• [Task requirements]
Retype the whole listing verbatim and keep the pictures out of it.

Data tied to figure images
>> START
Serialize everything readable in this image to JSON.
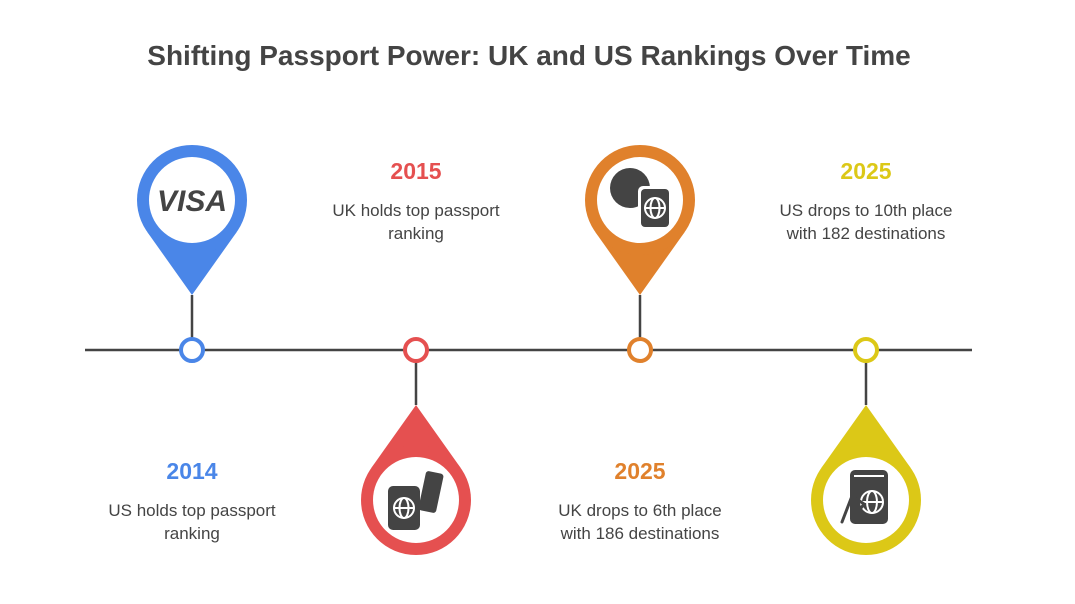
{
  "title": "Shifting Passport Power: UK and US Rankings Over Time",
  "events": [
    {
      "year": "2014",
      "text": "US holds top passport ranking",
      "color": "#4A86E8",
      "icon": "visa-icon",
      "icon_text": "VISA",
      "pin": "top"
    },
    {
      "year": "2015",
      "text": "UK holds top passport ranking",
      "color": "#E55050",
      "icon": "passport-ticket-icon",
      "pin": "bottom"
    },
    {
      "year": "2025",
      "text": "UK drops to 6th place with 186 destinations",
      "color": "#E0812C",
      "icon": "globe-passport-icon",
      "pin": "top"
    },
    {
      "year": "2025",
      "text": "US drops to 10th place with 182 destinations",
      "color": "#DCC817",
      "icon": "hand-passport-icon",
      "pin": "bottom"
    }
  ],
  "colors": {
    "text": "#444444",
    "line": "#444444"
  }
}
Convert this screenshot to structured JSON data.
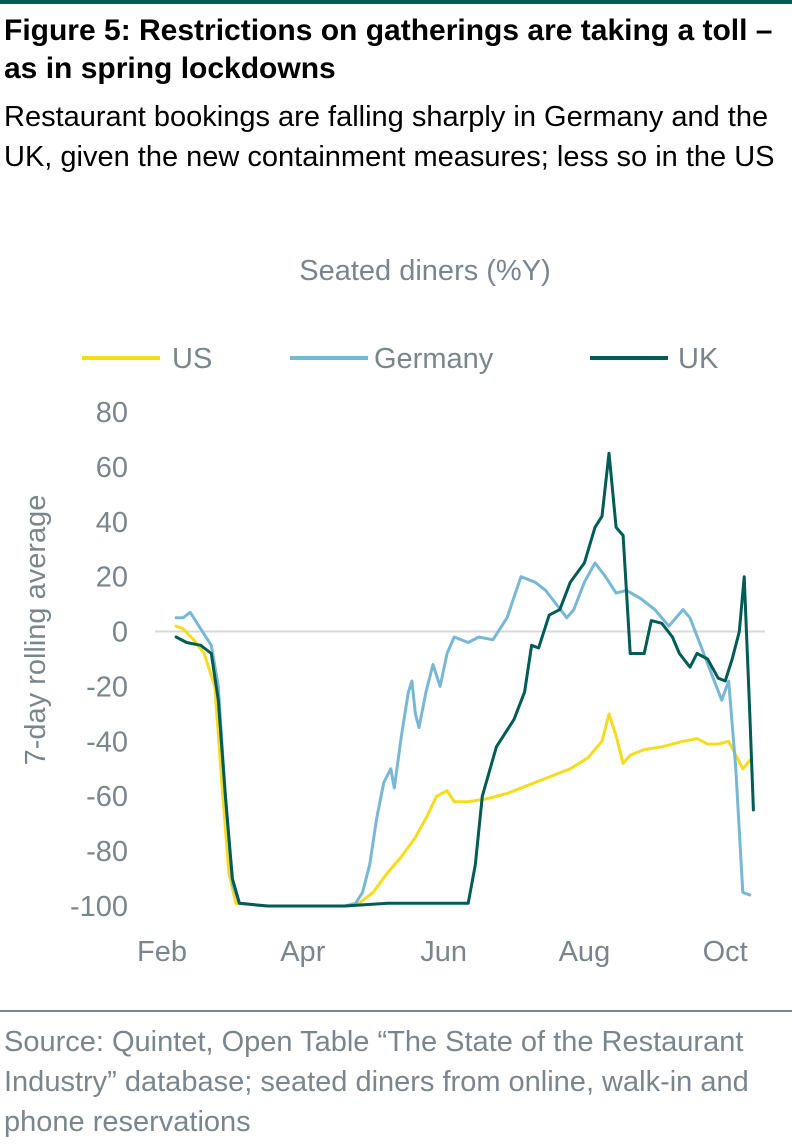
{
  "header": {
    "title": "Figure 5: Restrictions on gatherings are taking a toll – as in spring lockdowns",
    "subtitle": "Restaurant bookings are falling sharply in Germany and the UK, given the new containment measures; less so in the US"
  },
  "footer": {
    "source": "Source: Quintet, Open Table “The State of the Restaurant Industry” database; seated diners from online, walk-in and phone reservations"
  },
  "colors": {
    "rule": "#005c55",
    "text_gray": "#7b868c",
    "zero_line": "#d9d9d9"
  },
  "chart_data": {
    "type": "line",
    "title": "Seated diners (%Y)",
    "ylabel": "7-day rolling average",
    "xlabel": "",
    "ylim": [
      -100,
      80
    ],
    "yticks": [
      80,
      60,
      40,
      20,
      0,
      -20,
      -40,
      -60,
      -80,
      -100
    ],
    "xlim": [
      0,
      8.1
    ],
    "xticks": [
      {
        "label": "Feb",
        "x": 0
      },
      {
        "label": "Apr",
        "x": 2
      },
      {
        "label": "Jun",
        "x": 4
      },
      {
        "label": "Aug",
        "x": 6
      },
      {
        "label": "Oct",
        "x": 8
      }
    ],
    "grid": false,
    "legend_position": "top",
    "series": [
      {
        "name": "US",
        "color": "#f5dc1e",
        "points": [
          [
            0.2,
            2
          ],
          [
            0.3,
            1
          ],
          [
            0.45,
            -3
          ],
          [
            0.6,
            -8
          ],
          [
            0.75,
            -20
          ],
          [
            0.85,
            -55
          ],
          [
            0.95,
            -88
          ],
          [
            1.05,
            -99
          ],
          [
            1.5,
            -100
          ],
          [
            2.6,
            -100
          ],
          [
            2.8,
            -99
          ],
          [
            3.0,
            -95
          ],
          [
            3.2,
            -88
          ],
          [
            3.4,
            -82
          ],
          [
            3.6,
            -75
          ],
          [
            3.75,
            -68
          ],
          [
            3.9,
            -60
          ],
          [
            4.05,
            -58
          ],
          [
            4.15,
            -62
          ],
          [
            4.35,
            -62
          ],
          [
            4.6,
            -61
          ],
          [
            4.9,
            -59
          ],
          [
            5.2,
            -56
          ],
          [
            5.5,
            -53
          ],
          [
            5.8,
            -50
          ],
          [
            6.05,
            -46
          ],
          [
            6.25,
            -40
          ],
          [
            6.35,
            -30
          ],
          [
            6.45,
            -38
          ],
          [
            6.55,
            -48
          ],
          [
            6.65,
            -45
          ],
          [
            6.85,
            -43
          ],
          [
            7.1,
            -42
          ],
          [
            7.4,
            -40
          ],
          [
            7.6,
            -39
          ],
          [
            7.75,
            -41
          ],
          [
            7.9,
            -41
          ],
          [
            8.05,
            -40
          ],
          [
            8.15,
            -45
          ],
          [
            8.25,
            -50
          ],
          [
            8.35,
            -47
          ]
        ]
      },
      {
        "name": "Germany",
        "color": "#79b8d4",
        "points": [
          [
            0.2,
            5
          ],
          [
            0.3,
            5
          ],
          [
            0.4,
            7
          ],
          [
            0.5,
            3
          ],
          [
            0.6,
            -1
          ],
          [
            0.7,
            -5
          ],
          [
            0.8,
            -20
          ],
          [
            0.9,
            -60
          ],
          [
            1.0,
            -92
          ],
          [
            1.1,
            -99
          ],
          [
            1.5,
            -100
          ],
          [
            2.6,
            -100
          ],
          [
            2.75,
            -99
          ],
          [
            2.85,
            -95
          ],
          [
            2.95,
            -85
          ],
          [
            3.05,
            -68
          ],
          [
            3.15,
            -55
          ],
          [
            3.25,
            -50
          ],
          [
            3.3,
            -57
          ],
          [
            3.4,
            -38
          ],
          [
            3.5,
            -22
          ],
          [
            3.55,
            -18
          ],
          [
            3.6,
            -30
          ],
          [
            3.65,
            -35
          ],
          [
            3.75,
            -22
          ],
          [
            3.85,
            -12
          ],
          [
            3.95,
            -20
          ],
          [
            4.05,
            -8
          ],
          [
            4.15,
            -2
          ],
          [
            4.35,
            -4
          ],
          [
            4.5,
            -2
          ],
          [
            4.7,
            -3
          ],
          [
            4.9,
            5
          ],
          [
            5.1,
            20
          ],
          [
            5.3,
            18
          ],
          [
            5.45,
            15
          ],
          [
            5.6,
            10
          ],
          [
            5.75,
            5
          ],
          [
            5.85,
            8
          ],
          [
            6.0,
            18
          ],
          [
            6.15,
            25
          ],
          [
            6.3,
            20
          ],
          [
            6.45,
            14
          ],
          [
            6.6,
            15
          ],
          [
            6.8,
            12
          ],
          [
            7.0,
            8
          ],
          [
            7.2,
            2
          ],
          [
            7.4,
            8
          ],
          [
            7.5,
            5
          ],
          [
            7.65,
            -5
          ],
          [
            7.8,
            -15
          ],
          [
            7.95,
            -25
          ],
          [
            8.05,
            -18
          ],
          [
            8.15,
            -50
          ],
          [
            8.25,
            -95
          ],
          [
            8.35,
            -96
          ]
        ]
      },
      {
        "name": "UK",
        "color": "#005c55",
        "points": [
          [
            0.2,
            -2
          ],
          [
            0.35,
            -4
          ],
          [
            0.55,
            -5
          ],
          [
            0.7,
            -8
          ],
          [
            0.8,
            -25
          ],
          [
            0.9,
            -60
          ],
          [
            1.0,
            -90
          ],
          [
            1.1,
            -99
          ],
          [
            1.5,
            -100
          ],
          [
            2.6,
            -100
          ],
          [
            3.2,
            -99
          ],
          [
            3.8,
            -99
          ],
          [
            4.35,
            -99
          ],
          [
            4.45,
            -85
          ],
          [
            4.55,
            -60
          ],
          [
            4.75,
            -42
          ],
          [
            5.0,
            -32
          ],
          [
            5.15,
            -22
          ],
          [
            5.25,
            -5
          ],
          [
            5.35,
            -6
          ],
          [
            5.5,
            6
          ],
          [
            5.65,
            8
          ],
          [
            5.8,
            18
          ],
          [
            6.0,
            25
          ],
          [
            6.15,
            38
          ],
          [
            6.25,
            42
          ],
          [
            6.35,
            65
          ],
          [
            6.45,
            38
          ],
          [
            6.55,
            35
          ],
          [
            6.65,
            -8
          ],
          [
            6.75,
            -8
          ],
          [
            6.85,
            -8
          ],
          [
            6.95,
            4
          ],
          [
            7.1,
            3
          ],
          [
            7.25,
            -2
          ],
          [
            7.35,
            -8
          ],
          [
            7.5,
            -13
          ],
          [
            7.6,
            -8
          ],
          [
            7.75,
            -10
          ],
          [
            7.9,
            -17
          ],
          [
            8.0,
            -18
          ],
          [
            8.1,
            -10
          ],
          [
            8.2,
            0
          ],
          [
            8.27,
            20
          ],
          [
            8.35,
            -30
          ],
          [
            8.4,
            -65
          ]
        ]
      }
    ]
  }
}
>> END
• [Reply]
Serialize everything readable in this image to JSON.
{
  "title": "Shifting Passport Power: UK and US Rankings Over Time",
  "events": [
    {
      "year": "2014",
      "text": "US holds top passport ranking",
      "color": "#4A86E8",
      "icon": "visa-icon",
      "icon_text": "VISA",
      "pin": "top"
    },
    {
      "year": "2015",
      "text": "UK holds top passport ranking",
      "color": "#E55050",
      "icon": "passport-ticket-icon",
      "pin": "bottom"
    },
    {
      "year": "2025",
      "text": "UK drops to 6th place with 186 destinations",
      "color": "#E0812C",
      "icon": "globe-passport-icon",
      "pin": "top"
    },
    {
      "year": "2025",
      "text": "US drops to 10th place with 182 destinations",
      "color": "#DCC817",
      "icon": "hand-passport-icon",
      "pin": "bottom"
    }
  ],
  "colors": {
    "text": "#444444",
    "line": "#444444"
  }
}
Convert this screenshot to structured JSON data.
{
  "header": {
    "title": "Figure 5: Restrictions on gatherings are taking a toll – as in spring lockdowns",
    "subtitle": "Restaurant bookings are falling sharply in Germany and the UK, given the new containment measures; less so in the US"
  },
  "footer": {
    "source": "Source: Quintet, Open Table “The State of the Restaurant Industry” database; seated diners from online, walk-in and phone reservations"
  },
  "colors": {
    "rule": "#005c55",
    "text_gray": "#7b868c",
    "zero_line": "#d9d9d9"
  },
  "chart_data": {
    "type": "line",
    "title": "Seated diners (%Y)",
    "ylabel": "7-day rolling average",
    "xlabel": "",
    "ylim": [
      -100,
      80
    ],
    "yticks": [
      80,
      60,
      40,
      20,
      0,
      -20,
      -40,
      -60,
      -80,
      -100
    ],
    "xlim": [
      0,
      8.1
    ],
    "xticks": [
      {
        "label": "Feb",
        "x": 0
      },
      {
        "label": "Apr",
        "x": 2
      },
      {
        "label": "Jun",
        "x": 4
      },
      {
        "label": "Aug",
        "x": 6
      },
      {
        "label": "Oct",
        "x": 8
      }
    ],
    "grid": false,
    "legend_position": "top",
    "series": [
      {
        "name": "US",
        "color": "#f5dc1e",
        "points": [
          [
            0.2,
            2
          ],
          [
            0.3,
            1
          ],
          [
            0.45,
            -3
          ],
          [
            0.6,
            -8
          ],
          [
            0.75,
            -20
          ],
          [
            0.85,
            -55
          ],
          [
            0.95,
            -88
          ],
          [
            1.05,
            -99
          ],
          [
            1.5,
            -100
          ],
          [
            2.6,
            -100
          ],
          [
            2.8,
            -99
          ],
          [
            3.0,
            -95
          ],
          [
            3.2,
            -88
          ],
          [
            3.4,
            -82
          ],
          [
            3.6,
            -75
          ],
          [
            3.75,
            -68
          ],
          [
            3.9,
            -60
          ],
          [
            4.05,
            -58
          ],
          [
            4.15,
            -62
          ],
          [
            4.35,
            -62
          ],
          [
            4.6,
            -61
          ],
          [
            4.9,
            -59
          ],
          [
            5.2,
            -56
          ],
          [
            5.5,
            -53
          ],
          [
            5.8,
            -50
          ],
          [
            6.05,
            -46
          ],
          [
            6.25,
            -40
          ],
          [
            6.35,
            -30
          ],
          [
            6.45,
            -38
          ],
          [
            6.55,
            -48
          ],
          [
            6.65,
            -45
          ],
          [
            6.85,
            -43
          ],
          [
            7.1,
            -42
          ],
          [
            7.4,
            -40
          ],
          [
            7.6,
            -39
          ],
          [
            7.75,
            -41
          ],
          [
            7.9,
            -41
          ],
          [
            8.05,
            -40
          ],
          [
            8.15,
            -45
          ],
          [
            8.25,
            -50
          ],
          [
            8.35,
            -47
          ]
        ]
      },
      {
        "name": "Germany",
        "color": "#79b8d4",
        "points": [
          [
            0.2,
            5
          ],
          [
            0.3,
            5
          ],
          [
            0.4,
            7
          ],
          [
            0.5,
            3
          ],
          [
            0.6,
            -1
          ],
          [
            0.7,
            -5
          ],
          [
            0.8,
            -20
          ],
          [
            0.9,
            -60
          ],
          [
            1.0,
            -92
          ],
          [
            1.1,
            -99
          ],
          [
            1.5,
            -100
          ],
          [
            2.6,
            -100
          ],
          [
            2.75,
            -99
          ],
          [
            2.85,
            -95
          ],
          [
            2.95,
            -85
          ],
          [
            3.05,
            -68
          ],
          [
            3.15,
            -55
          ],
          [
            3.25,
            -50
          ],
          [
            3.3,
            -57
          ],
          [
            3.4,
            -38
          ],
          [
            3.5,
            -22
          ],
          [
            3.55,
            -18
          ],
          [
            3.6,
            -30
          ],
          [
            3.65,
            -35
          ],
          [
            3.75,
            -22
          ],
          [
            3.85,
            -12
          ],
          [
            3.95,
            -20
          ],
          [
            4.05,
            -8
          ],
          [
            4.15,
            -2
          ],
          [
            4.35,
            -4
          ],
          [
            4.5,
            -2
          ],
          [
            4.7,
            -3
          ],
          [
            4.9,
            5
          ],
          [
            5.1,
            20
          ],
          [
            5.3,
            18
          ],
          [
            5.45,
            15
          ],
          [
            5.6,
            10
          ],
          [
            5.75,
            5
          ],
          [
            5.85,
            8
          ],
          [
            6.0,
            18
          ],
          [
            6.15,
            25
          ],
          [
            6.3,
            20
          ],
          [
            6.45,
            14
          ],
          [
            6.6,
            15
          ],
          [
            6.8,
            12
          ],
          [
            7.0,
            8
          ],
          [
            7.2,
            2
          ],
          [
            7.4,
            8
          ],
          [
            7.5,
            5
          ],
          [
            7.65,
            -5
          ],
          [
            7.8,
            -15
          ],
          [
            7.95,
            -25
          ],
          [
            8.05,
            -18
          ],
          [
            8.15,
            -50
          ],
          [
            8.25,
            -95
          ],
          [
            8.35,
            -96
          ]
        ]
      },
      {
        "name": "UK",
        "color": "#005c55",
        "points": [
          [
            0.2,
            -2
          ],
          [
            0.35,
            -4
          ],
          [
            0.55,
            -5
          ],
          [
            0.7,
            -8
          ],
          [
            0.8,
            -25
          ],
          [
            0.9,
            -60
          ],
          [
            1.0,
            -90
          ],
          [
            1.1,
            -99
          ],
          [
            1.5,
            -100
          ],
          [
            2.6,
            -100
          ],
          [
            3.2,
            -99
          ],
          [
            3.8,
            -99
          ],
          [
            4.35,
            -99
          ],
          [
            4.45,
            -85
          ],
          [
            4.55,
            -60
          ],
          [
            4.75,
            -42
          ],
          [
            5.0,
            -32
          ],
          [
            5.15,
            -22
          ],
          [
            5.25,
            -5
          ],
          [
            5.35,
            -6
          ],
          [
            5.5,
            6
          ],
          [
            5.65,
            8
          ],
          [
            5.8,
            18
          ],
          [
            6.0,
            25
          ],
          [
            6.15,
            38
          ],
          [
            6.25,
            42
          ],
          [
            6.35,
            65
          ],
          [
            6.45,
            38
          ],
          [
            6.55,
            35
          ],
          [
            6.65,
            -8
          ],
          [
            6.75,
            -8
          ],
          [
            6.85,
            -8
          ],
          [
            6.95,
            4
          ],
          [
            7.1,
            3
          ],
          [
            7.25,
            -2
          ],
          [
            7.35,
            -8
          ],
          [
            7.5,
            -13
          ],
          [
            7.6,
            -8
          ],
          [
            7.75,
            -10
          ],
          [
            7.9,
            -17
          ],
          [
            8.0,
            -18
          ],
          [
            8.1,
            -10
          ],
          [
            8.2,
            0
          ],
          [
            8.27,
            20
          ],
          [
            8.35,
            -30
          ],
          [
            8.4,
            -65
          ]
        ]
      }
    ]
  }
}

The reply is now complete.